* Begin INPUT ROWS *

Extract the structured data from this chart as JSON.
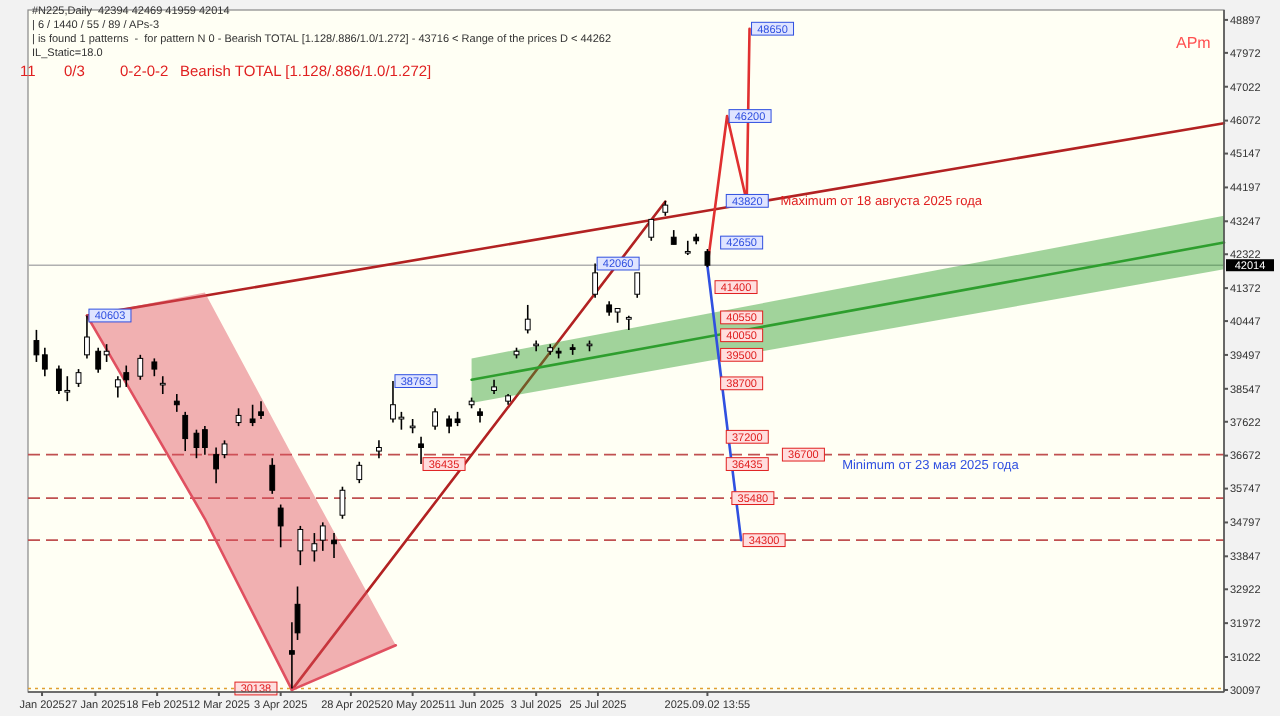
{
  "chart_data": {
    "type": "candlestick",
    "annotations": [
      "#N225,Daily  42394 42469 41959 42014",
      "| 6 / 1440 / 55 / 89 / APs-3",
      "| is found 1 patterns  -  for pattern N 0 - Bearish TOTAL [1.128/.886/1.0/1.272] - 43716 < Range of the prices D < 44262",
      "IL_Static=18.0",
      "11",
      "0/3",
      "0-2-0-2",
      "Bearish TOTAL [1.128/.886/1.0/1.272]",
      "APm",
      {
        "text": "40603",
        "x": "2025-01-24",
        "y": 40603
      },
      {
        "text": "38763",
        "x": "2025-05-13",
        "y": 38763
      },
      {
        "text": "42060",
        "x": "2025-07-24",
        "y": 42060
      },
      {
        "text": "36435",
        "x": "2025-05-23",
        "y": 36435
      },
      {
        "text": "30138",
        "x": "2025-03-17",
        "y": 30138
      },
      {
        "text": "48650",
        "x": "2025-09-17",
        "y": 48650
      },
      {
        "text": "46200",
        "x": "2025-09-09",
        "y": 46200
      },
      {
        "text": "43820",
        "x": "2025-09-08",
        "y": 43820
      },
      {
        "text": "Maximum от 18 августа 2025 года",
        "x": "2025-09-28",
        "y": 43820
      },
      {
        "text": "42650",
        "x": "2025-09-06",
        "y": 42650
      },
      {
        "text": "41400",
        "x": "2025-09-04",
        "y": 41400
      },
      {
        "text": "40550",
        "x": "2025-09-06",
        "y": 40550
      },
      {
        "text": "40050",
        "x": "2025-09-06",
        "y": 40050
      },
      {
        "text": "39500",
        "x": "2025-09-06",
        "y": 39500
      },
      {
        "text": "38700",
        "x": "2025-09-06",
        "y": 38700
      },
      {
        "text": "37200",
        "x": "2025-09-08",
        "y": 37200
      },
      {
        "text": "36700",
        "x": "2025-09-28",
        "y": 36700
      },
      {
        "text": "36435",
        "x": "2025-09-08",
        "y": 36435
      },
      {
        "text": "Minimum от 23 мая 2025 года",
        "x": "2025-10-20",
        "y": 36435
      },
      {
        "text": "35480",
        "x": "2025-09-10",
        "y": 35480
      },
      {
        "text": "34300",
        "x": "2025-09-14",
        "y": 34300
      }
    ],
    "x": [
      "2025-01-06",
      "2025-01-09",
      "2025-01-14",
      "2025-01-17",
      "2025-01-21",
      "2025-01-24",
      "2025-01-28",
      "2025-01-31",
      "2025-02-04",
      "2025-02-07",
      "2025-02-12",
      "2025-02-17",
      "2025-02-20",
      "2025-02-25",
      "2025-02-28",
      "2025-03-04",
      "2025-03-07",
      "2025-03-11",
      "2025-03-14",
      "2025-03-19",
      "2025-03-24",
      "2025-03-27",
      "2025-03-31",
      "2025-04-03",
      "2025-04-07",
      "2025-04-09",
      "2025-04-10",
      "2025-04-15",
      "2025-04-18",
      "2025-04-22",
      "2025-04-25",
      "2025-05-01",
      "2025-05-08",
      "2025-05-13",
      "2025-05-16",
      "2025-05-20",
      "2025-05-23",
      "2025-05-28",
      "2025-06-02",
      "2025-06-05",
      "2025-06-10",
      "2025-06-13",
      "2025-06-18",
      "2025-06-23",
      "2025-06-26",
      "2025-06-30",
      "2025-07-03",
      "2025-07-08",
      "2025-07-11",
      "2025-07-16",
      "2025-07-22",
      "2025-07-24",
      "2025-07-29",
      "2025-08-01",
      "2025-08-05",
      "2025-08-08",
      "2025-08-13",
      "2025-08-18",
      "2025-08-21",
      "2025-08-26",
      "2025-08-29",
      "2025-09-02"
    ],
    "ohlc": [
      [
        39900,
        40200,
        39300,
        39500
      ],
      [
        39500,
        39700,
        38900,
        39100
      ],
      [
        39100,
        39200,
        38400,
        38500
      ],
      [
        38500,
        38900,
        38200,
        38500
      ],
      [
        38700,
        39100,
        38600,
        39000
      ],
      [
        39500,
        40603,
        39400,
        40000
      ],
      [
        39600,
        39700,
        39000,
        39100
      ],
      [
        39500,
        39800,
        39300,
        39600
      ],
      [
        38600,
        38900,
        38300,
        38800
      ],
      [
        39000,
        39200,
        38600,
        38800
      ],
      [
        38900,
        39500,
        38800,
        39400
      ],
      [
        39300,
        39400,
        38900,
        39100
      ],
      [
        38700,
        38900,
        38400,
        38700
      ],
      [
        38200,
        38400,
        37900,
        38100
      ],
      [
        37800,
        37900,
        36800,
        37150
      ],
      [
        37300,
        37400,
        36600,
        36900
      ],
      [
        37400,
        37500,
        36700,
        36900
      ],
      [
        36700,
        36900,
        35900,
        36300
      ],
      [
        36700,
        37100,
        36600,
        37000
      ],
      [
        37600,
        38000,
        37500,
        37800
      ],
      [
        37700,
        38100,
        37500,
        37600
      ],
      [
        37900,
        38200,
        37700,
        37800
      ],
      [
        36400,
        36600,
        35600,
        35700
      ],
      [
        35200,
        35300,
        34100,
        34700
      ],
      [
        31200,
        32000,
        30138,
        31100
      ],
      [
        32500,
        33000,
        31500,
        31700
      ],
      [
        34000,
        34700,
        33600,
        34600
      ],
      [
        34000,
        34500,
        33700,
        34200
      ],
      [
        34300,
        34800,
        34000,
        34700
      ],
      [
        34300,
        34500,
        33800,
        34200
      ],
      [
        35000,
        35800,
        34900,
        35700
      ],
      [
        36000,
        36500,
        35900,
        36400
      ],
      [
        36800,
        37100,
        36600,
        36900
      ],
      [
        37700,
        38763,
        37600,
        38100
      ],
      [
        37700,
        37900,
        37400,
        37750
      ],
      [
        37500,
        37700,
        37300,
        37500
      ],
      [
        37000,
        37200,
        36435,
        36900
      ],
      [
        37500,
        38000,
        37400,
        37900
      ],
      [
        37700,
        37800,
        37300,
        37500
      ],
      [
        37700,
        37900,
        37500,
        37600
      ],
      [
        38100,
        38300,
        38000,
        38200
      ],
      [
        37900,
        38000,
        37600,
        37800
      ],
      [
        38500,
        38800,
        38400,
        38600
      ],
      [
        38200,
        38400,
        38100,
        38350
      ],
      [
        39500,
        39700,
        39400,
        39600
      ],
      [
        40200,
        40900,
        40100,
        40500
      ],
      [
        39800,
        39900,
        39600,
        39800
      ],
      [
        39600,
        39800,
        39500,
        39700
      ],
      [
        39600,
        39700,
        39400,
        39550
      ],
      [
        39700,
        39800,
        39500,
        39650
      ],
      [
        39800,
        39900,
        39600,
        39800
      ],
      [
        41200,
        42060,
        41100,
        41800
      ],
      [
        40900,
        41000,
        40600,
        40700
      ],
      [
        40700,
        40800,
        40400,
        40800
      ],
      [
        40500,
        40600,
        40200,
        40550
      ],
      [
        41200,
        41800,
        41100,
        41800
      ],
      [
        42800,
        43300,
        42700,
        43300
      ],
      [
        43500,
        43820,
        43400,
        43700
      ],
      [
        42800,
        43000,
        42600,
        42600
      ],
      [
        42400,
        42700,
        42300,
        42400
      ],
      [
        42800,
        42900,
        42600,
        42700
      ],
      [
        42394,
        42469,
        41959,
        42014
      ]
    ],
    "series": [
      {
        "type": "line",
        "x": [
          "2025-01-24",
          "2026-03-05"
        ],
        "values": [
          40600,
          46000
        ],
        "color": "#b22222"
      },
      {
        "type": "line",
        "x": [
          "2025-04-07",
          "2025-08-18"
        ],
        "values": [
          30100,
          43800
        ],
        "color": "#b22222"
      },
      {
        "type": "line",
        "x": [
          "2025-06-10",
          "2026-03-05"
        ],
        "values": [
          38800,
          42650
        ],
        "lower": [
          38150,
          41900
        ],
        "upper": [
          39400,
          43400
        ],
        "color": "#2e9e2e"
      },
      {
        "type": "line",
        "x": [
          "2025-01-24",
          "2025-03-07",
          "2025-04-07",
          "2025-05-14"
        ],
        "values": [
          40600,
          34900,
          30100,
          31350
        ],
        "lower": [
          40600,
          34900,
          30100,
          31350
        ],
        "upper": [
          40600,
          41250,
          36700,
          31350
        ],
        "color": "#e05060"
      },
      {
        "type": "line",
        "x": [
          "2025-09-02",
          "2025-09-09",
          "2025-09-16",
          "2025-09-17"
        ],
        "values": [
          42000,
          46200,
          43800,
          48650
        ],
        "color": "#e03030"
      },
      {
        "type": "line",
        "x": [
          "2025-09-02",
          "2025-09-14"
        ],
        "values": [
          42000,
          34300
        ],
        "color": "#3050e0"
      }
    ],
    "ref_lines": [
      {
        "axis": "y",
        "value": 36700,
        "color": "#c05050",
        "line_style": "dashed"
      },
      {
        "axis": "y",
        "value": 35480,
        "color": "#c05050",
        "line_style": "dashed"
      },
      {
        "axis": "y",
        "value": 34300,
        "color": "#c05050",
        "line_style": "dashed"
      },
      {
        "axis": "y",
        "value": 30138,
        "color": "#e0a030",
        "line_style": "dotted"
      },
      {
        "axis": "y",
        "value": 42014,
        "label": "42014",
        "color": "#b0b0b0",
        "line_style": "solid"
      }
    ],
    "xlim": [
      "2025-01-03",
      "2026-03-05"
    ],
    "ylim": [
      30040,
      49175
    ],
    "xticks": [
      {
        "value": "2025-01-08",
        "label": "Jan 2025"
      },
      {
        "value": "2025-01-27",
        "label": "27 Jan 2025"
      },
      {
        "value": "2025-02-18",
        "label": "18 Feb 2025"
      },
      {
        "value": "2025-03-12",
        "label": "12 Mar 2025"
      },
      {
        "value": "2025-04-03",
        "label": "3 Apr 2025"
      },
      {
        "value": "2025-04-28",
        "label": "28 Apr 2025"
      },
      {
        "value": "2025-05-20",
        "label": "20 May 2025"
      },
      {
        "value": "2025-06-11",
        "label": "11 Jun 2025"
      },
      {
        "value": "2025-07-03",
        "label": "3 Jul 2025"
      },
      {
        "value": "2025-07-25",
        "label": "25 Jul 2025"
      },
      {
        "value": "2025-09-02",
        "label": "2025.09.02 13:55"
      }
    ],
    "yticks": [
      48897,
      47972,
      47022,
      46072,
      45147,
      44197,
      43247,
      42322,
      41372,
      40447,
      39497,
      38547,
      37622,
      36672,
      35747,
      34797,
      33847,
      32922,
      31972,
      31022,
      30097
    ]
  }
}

* End INPUT ROWS *
* Begin INPUT ROWS *

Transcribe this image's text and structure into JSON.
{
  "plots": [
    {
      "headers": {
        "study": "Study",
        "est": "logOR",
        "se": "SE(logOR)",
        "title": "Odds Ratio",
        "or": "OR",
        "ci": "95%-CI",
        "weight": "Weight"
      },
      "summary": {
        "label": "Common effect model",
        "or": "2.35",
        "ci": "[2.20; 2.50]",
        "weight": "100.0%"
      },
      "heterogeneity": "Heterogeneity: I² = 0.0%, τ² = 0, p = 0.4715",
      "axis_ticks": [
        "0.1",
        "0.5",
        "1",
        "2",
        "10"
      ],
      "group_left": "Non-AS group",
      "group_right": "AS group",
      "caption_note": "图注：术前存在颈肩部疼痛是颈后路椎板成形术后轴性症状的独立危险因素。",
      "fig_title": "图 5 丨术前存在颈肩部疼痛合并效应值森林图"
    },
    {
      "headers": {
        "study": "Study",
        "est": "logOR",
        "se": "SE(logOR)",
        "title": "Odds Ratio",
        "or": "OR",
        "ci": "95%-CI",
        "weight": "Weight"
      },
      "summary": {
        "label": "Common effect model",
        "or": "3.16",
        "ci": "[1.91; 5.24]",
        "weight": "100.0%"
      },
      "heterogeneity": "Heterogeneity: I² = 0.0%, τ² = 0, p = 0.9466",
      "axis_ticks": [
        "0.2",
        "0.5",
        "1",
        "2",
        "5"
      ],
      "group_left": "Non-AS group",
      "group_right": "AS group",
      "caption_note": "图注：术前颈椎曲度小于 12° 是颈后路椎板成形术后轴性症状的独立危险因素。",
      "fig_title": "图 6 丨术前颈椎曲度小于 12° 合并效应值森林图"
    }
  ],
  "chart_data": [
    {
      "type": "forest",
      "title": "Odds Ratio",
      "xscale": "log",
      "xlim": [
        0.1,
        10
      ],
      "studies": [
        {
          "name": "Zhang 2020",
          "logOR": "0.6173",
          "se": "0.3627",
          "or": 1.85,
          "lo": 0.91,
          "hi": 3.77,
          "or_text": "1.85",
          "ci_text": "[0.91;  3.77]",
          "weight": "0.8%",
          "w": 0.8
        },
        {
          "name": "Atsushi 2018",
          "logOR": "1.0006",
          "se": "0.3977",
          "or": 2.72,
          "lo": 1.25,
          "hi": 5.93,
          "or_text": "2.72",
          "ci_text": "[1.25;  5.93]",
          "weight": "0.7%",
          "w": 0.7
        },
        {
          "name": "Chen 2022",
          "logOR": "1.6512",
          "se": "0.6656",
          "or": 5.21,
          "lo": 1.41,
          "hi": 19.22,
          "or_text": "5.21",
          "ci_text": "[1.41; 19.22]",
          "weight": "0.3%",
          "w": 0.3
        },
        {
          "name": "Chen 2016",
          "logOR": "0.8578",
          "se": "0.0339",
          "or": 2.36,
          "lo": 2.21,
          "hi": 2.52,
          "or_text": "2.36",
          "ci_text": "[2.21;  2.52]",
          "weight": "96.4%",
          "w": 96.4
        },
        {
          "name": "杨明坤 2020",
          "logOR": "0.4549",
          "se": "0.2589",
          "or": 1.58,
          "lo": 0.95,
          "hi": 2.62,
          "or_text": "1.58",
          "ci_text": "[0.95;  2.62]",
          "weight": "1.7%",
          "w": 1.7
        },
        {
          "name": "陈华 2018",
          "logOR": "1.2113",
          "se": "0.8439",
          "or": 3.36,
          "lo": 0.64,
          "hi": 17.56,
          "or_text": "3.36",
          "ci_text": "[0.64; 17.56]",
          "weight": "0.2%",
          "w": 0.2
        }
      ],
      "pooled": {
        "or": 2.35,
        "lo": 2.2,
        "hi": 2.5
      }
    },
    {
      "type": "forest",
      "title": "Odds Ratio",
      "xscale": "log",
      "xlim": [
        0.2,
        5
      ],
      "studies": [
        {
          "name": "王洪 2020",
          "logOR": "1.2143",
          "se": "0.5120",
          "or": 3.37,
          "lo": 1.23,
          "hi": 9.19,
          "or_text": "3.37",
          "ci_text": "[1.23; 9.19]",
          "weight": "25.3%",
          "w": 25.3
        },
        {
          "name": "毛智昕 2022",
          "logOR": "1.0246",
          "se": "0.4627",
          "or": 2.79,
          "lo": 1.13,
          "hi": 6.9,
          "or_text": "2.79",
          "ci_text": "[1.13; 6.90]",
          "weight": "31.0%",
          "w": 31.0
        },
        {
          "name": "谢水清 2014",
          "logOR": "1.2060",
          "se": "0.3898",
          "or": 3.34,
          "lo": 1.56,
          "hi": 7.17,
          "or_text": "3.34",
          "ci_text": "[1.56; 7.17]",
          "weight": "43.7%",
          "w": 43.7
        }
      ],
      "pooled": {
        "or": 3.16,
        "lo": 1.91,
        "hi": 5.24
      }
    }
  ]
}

* End INPUT ROWS *
* Begin INPUT ROWS *

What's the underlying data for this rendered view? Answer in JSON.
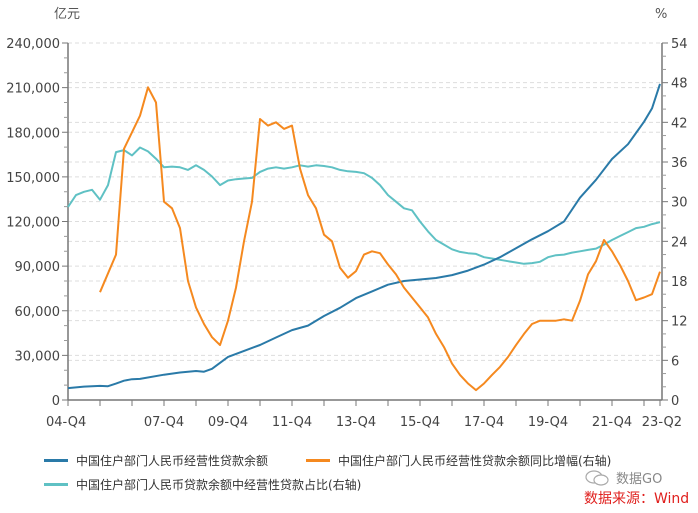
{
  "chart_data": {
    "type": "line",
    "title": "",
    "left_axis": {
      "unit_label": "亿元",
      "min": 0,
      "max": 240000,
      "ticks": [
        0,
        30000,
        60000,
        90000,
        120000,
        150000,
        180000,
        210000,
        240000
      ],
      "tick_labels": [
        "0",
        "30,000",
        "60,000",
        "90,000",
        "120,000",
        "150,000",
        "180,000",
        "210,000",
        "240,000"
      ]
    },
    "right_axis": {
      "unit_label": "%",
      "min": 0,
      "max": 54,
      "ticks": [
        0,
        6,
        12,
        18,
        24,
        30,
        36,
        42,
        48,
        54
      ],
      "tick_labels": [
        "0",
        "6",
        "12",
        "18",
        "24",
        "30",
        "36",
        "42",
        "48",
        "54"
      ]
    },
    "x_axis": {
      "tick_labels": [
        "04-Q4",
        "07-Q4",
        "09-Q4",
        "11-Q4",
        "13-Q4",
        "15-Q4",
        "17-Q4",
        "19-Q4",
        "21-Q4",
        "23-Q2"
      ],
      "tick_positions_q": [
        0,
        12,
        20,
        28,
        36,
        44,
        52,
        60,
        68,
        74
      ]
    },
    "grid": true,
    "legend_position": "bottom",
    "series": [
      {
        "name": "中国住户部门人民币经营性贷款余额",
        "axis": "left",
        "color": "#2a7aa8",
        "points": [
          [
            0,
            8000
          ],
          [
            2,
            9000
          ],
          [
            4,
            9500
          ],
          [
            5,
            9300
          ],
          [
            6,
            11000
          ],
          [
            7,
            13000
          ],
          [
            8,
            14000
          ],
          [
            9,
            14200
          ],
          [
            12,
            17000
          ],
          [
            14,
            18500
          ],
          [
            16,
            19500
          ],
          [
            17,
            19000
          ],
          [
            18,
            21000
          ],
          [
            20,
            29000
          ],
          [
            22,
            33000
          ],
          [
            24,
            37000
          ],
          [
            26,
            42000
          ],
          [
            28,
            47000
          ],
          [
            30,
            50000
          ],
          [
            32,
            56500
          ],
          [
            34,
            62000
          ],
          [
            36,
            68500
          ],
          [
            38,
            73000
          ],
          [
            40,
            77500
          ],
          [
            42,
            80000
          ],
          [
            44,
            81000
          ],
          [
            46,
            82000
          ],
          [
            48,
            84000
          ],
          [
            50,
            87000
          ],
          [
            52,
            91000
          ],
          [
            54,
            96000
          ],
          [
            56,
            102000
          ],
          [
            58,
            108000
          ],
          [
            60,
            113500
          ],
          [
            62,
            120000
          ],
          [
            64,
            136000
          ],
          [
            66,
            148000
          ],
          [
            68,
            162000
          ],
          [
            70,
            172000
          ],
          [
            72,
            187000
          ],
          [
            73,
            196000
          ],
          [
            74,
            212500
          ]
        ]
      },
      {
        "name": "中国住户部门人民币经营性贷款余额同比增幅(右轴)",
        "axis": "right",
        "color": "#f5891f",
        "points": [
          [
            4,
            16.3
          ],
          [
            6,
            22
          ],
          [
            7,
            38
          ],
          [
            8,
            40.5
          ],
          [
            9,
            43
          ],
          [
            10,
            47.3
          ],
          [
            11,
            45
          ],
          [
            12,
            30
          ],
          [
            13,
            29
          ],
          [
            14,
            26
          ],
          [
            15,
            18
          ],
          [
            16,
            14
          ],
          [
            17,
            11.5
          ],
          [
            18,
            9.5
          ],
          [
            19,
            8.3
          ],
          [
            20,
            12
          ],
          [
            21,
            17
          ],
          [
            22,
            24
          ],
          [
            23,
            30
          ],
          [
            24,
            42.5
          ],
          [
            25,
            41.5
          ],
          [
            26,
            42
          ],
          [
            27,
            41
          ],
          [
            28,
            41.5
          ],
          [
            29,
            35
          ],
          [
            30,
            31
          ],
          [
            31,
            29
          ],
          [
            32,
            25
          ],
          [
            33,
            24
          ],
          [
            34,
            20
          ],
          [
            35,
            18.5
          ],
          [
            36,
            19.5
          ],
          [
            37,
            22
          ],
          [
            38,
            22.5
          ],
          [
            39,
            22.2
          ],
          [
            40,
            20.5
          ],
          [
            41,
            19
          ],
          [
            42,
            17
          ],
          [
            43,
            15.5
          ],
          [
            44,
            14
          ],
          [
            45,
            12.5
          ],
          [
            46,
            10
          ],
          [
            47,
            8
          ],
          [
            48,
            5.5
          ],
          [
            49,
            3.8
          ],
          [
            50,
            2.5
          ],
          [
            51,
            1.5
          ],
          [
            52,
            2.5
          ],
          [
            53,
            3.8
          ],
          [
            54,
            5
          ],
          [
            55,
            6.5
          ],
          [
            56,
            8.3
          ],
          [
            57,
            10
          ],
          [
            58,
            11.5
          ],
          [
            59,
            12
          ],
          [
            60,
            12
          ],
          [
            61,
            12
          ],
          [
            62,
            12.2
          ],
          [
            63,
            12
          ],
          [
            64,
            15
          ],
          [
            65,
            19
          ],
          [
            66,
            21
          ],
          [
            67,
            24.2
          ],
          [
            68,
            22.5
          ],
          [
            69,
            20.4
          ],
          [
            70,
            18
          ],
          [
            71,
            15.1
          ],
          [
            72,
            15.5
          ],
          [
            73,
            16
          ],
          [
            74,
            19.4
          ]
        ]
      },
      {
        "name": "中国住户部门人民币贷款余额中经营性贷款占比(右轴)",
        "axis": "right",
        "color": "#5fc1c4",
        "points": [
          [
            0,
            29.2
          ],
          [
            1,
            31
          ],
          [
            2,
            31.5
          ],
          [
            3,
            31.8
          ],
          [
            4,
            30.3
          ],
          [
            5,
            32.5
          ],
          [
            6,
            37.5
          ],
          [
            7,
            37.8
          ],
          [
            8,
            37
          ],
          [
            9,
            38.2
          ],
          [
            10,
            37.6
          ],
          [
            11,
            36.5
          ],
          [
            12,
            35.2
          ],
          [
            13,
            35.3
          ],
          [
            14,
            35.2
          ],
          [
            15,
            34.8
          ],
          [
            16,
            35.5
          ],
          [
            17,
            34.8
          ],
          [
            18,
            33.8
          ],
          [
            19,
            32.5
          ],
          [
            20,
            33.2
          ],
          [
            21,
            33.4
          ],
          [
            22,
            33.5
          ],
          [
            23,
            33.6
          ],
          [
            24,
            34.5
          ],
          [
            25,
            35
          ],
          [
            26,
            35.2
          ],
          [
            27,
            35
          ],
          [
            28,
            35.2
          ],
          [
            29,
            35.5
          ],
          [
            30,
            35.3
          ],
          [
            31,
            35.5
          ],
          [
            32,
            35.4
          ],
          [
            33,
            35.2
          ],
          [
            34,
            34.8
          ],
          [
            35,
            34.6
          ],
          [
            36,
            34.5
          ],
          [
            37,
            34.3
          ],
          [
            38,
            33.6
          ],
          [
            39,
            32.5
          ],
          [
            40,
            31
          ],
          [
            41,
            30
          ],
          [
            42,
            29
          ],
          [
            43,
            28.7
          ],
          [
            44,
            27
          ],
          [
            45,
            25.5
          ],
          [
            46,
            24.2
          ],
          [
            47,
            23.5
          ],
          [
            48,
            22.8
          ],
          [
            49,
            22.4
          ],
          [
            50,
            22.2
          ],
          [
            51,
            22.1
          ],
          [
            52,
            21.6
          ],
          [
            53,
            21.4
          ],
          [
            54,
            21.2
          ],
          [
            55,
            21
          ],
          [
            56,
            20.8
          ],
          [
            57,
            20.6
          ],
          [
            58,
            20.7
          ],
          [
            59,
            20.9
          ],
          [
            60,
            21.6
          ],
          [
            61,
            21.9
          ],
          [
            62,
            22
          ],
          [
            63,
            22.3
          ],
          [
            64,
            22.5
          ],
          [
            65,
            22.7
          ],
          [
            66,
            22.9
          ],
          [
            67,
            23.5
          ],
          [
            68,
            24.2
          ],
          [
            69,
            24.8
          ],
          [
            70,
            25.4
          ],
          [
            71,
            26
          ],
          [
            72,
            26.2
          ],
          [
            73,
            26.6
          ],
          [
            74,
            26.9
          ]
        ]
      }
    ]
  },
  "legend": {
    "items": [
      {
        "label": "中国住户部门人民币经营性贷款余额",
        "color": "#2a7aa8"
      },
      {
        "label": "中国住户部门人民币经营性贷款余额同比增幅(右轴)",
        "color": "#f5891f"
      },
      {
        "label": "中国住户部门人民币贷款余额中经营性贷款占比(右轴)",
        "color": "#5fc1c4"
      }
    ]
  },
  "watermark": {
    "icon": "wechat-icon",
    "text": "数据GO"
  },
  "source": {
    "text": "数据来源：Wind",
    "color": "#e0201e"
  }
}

* End INPUT ROWS *

WHAT IS NEEDED - Extract every line of the records above that contains the word "heterogeneity".

OUTPUT BELOW -
      "heterogeneity": "Heterogeneity: I² = 0.0%, τ² = 0, p = 0.4715",
      "heterogeneity": "Heterogeneity: I² = 0.0%, τ² = 0, p = 0.9466",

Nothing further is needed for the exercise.